From the records below, pull each line that has "bond".

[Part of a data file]
++++++++
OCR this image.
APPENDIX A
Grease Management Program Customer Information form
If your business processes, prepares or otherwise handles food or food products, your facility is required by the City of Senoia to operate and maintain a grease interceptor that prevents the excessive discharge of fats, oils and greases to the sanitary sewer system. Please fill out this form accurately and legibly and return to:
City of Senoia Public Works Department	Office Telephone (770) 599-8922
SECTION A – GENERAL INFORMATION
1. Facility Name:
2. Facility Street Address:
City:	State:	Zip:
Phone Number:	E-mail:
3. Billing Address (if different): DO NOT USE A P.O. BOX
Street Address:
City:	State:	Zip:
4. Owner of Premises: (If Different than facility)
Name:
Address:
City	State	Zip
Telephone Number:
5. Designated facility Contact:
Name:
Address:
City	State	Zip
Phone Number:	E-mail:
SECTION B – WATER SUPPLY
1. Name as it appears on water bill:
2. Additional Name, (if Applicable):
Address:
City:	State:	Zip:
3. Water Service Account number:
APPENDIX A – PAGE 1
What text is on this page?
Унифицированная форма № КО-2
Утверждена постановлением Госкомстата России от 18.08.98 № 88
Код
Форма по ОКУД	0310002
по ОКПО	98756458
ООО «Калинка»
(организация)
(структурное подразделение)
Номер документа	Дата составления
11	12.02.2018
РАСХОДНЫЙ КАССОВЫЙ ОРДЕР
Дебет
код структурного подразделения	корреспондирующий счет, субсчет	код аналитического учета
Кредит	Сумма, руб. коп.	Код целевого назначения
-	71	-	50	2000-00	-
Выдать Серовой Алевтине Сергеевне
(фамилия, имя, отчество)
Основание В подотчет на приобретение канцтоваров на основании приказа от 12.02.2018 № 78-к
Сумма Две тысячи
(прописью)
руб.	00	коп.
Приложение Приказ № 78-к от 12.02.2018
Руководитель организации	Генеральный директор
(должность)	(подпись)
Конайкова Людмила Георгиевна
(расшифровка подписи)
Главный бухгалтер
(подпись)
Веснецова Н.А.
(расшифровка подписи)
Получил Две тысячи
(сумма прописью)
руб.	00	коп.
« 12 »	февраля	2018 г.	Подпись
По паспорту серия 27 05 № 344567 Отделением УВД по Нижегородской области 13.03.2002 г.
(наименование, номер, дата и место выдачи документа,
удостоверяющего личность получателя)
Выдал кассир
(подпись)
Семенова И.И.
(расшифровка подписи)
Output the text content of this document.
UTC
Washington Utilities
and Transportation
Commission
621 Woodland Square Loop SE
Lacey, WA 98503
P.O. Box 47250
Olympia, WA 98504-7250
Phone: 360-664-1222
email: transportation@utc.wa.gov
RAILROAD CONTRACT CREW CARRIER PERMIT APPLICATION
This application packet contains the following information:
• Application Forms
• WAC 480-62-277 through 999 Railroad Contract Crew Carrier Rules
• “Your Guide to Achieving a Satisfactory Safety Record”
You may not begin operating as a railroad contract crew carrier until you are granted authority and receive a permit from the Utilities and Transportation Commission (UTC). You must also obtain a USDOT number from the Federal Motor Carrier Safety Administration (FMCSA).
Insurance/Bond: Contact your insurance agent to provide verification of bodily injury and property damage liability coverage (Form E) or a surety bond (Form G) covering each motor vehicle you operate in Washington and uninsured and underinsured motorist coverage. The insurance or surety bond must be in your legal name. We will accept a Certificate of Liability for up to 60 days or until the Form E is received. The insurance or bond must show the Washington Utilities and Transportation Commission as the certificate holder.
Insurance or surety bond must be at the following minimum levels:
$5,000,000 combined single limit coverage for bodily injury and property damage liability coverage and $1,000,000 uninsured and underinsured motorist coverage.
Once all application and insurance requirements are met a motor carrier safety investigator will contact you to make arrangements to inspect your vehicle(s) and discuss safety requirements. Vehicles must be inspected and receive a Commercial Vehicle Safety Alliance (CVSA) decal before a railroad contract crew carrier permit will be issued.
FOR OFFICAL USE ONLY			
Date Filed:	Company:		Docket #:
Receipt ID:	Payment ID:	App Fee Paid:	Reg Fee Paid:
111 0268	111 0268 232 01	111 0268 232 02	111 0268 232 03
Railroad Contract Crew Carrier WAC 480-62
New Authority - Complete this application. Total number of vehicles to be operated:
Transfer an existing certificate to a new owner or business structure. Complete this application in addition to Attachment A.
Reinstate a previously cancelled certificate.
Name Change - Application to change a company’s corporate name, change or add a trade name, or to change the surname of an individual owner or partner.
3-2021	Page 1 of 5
++++++++
## TASK ANSWER
Insurance/Bond: Contact your insurance agent to provide verification of bodily injury and property damage liability coverage (Form E) or a surety bond (Form G) covering each motor vehicle you operate in Washington and uninsured and underinsured motorist coverage. The insurance or surety bond must be in your legal name. We will accept a Certificate of Liability for up to 60 days or until the Form E is received. The insurance or bond must show the Washington Utilities and Transportation Commission as the certificate holder.
Insurance or surety bond must be at the following minimum levels:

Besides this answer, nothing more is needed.